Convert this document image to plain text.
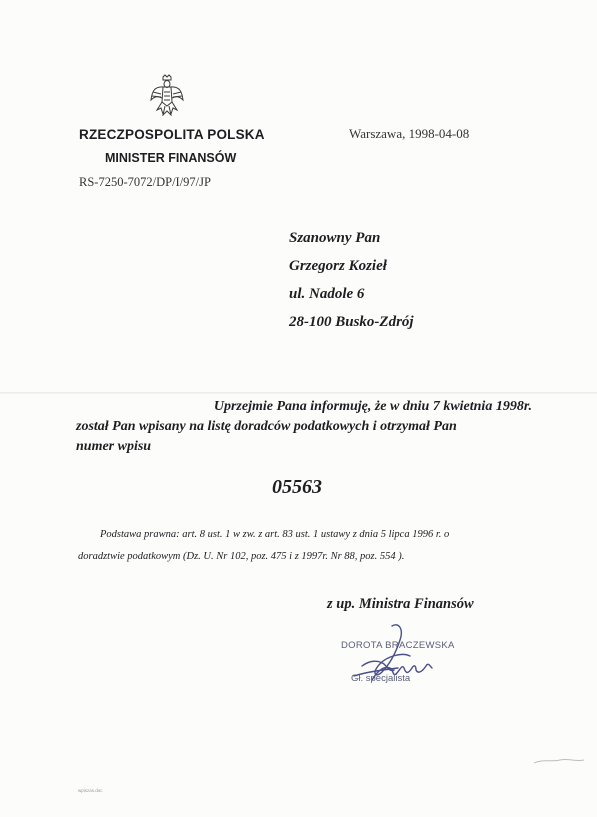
RZECZPOSPOLITA POLSKA
MINISTER FINANSÓW
RS-7250-7072/DP/I/97/JP
Warszawa, 1998-04-08
Szanowny Pan
Grzegorz Kozieł
ul. Nadole 6
28-100 Busko-Zdrój
Uprzejmie Pana informuję, że w dniu 7 kwietnia 1998r.
został Pan wpisany na listę doradców podatkowych i otrzymał Pan
numer wpisu
05563
Podstawa prawna: art. 8 ust. 1 w zw. z art. 83 ust. 1 ustawy z dnia 5 lipca 1996 r. o
doradztwie podatkowym (Dz. U. Nr 102, poz. 475 i z 1997r. Nr 88, poz. 554 ).
z up. Ministra Finansów
DOROTA BRACZEWSKA
Gł. specjalista
wpiszas.doc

**What you have to do**
Reproduce every entry word for word, but skip any pictures.

**Written reply**
Convert this document image to plain text.
RZECZPOSPOLITA POLSKA
MINISTER FINANSÓW
RS-7250-7072/DP/I/97/JP
Warszawa, 1998-04-08
Szanowny Pan
Grzegorz Kozieł
ul. Nadole 6
28-100 Busko-Zdrój
Uprzejmie Pana informuję, że w dniu 7 kwietnia 1998r.
został Pan wpisany na listę doradców podatkowych i otrzymał Pan
numer wpisu
05563
Podstawa prawna: art. 8 ust. 1 w zw. z art. 83 ust. 1 ustawy z dnia 5 lipca 1996 r. o
doradztwie podatkowym (Dz. U. Nr 102, poz. 475 i z 1997r. Nr 88, poz. 554 ).
z up. Ministra Finansów
DOROTA BRACZEWSKA
Gł. specjalista
wpiszas.doc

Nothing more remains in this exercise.